### PROMPT
Copy everything in the data below exactly except the pictures.

### DATA SHOWN
————————
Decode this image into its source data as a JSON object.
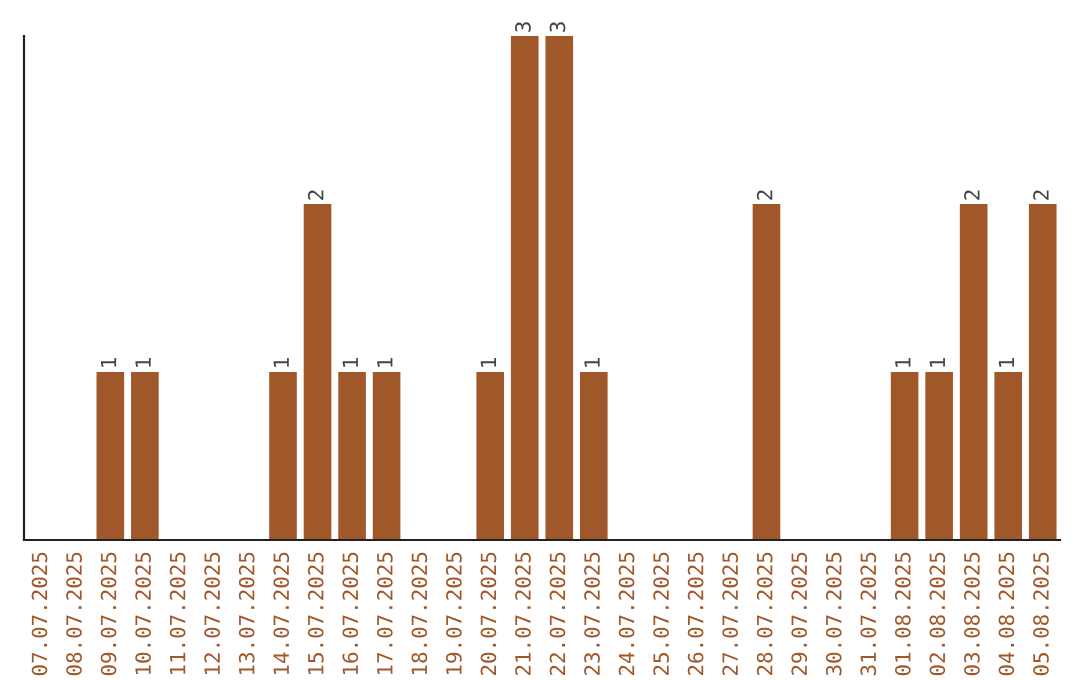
{
  "chart_data": {
    "type": "bar",
    "categories": [
      "07.07.2025",
      "08.07.2025",
      "09.07.2025",
      "10.07.2025",
      "11.07.2025",
      "12.07.2025",
      "13.07.2025",
      "14.07.2025",
      "15.07.2025",
      "16.07.2025",
      "17.07.2025",
      "18.07.2025",
      "19.07.2025",
      "20.07.2025",
      "21.07.2025",
      "22.07.2025",
      "23.07.2025",
      "24.07.2025",
      "25.07.2025",
      "26.07.2025",
      "27.07.2025",
      "28.07.2025",
      "29.07.2025",
      "30.07.2025",
      "31.07.2025",
      "01.08.2025",
      "02.08.2025",
      "03.08.2025",
      "04.08.2025",
      "05.08.2025"
    ],
    "values": [
      0,
      0,
      1,
      1,
      0,
      0,
      0,
      1,
      2,
      1,
      1,
      0,
      0,
      1,
      3,
      3,
      1,
      0,
      0,
      0,
      0,
      2,
      0,
      0,
      0,
      1,
      1,
      2,
      1,
      2
    ],
    "value_labels": [
      null,
      null,
      "1",
      "1",
      null,
      null,
      null,
      "1",
      "2",
      "1",
      "1",
      null,
      null,
      "1",
      "3",
      "3",
      "1",
      null,
      null,
      null,
      null,
      "2",
      null,
      null,
      null,
      "1",
      "1",
      "2",
      "1",
      "2"
    ],
    "color": "#a0582a",
    "ylim": [
      0,
      3
    ],
    "grid": false,
    "legend": false,
    "tick_labels": "x"
  }
}
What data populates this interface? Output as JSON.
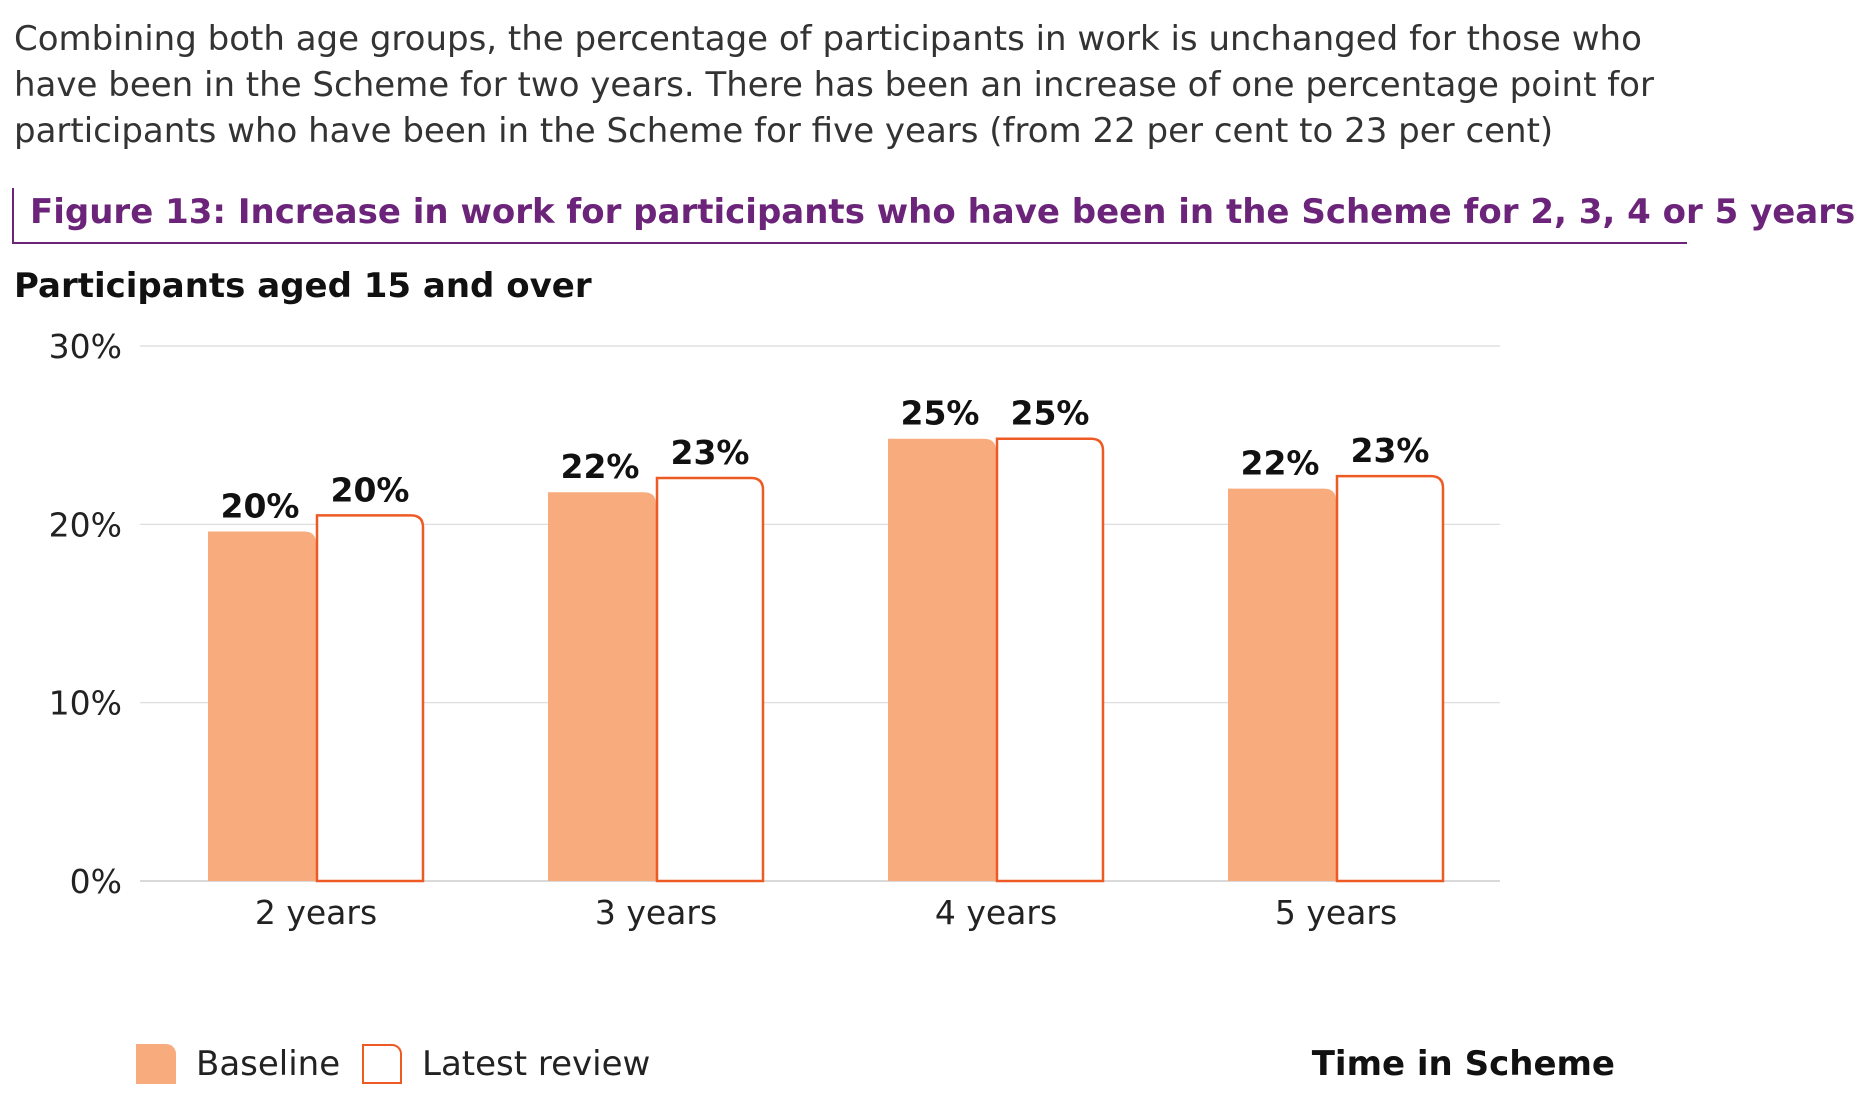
{
  "intro_text": "Combining both age groups, the percentage of participants in work is unchanged for those who have been in the Scheme for two years. There has been an increase of one percentage point for participants who have been in the Scheme for five years (from 22 per cent to 23 per cent)",
  "figure_title": "Figure 13: Increase in work for participants who have been in the Scheme for 2, 3, 4 or 5 years",
  "colors": {
    "title_purple": "#6b2479",
    "baseline_fill": "#f8ab7c",
    "latest_stroke": "#ee5a24",
    "grid": "#d9d9d9"
  },
  "chart_data": {
    "type": "bar",
    "title": "Participants aged 15 and over",
    "xlabel": "Time in Scheme",
    "ylabel": "",
    "categories": [
      "2 years",
      "3 years",
      "4 years",
      "5 years"
    ],
    "series": [
      {
        "name": "Baseline",
        "values": [
          19.6,
          21.8,
          24.8,
          22.0
        ],
        "labels": [
          "20%",
          "22%",
          "25%",
          "22%"
        ]
      },
      {
        "name": "Latest review",
        "values": [
          20.5,
          22.6,
          24.8,
          22.7
        ],
        "labels": [
          "20%",
          "23%",
          "25%",
          "23%"
        ]
      }
    ],
    "ylim": [
      0,
      30
    ],
    "yticks": [
      0,
      10,
      20,
      30
    ],
    "ytick_labels": [
      "0%",
      "10%",
      "20%",
      "30%"
    ],
    "grid": true,
    "legend": "bottom-left"
  }
}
————————
### COMPLETE ANSWER
Decode this image into its source data as a JSON object.
{
  "chart_data": {
    "type": "bar",
    "categories": [
      "07.07.2025",
      "08.07.2025",
      "09.07.2025",
      "10.07.2025",
      "11.07.2025",
      "12.07.2025",
      "13.07.2025",
      "14.07.2025",
      "15.07.2025",
      "16.07.2025",
      "17.07.2025",
      "18.07.2025",
      "19.07.2025",
      "20.07.2025",
      "21.07.2025",
      "22.07.2025",
      "23.07.2025",
      "24.07.2025",
      "25.07.2025",
      "26.07.2025",
      "27.07.2025",
      "28.07.2025",
      "29.07.2025",
      "30.07.2025",
      "31.07.2025",
      "01.08.2025",
      "02.08.2025",
      "03.08.2025",
      "04.08.2025",
      "05.08.2025"
    ],
    "values": [
      0,
      0,
      1,
      1,
      0,
      0,
      0,
      1,
      2,
      1,
      1,
      0,
      0,
      1,
      3,
      3,
      1,
      0,
      0,
      0,
      0,
      2,
      0,
      0,
      0,
      1,
      1,
      2,
      1,
      2
    ],
    "value_labels": [
      null,
      null,
      "1",
      "1",
      null,
      null,
      null,
      "1",
      "2",
      "1",
      "1",
      null,
      null,
      "1",
      "3",
      "3",
      "1",
      null,
      null,
      null,
      null,
      "2",
      null,
      null,
      null,
      "1",
      "1",
      "2",
      "1",
      "2"
    ],
    "color": "#a0582a",
    "ylim": [
      0,
      3
    ],
    "grid": false,
    "legend": false,
    "tick_labels": "x"
  }
}
What data populates this interface? Output as JSON.
{
  "intro_text": "Combining both age groups, the percentage of participants in work is unchanged for those who have been in the Scheme for two years. There has been an increase of one percentage point for participants who have been in the Scheme for five years (from 22 per cent to 23 per cent)",
  "figure_title": "Figure 13: Increase in work for participants who have been in the Scheme for 2, 3, 4 or 5 years",
  "colors": {
    "title_purple": "#6b2479",
    "baseline_fill": "#f8ab7c",
    "latest_stroke": "#ee5a24",
    "grid": "#d9d9d9"
  },
  "chart_data": {
    "type": "bar",
    "title": "Participants aged 15 and over",
    "xlabel": "Time in Scheme",
    "ylabel": "",
    "categories": [
      "2 years",
      "3 years",
      "4 years",
      "5 years"
    ],
    "series": [
      {
        "name": "Baseline",
        "values": [
          19.6,
          21.8,
          24.8,
          22.0
        ],
        "labels": [
          "20%",
          "22%",
          "25%",
          "22%"
        ]
      },
      {
        "name": "Latest review",
        "values": [
          20.5,
          22.6,
          24.8,
          22.7
        ],
        "labels": [
          "20%",
          "23%",
          "25%",
          "23%"
        ]
      }
    ],
    "ylim": [
      0,
      30
    ],
    "yticks": [
      0,
      10,
      20,
      30
    ],
    "ytick_labels": [
      "0%",
      "10%",
      "20%",
      "30%"
    ],
    "grid": true,
    "legend": "bottom-left"
  }
}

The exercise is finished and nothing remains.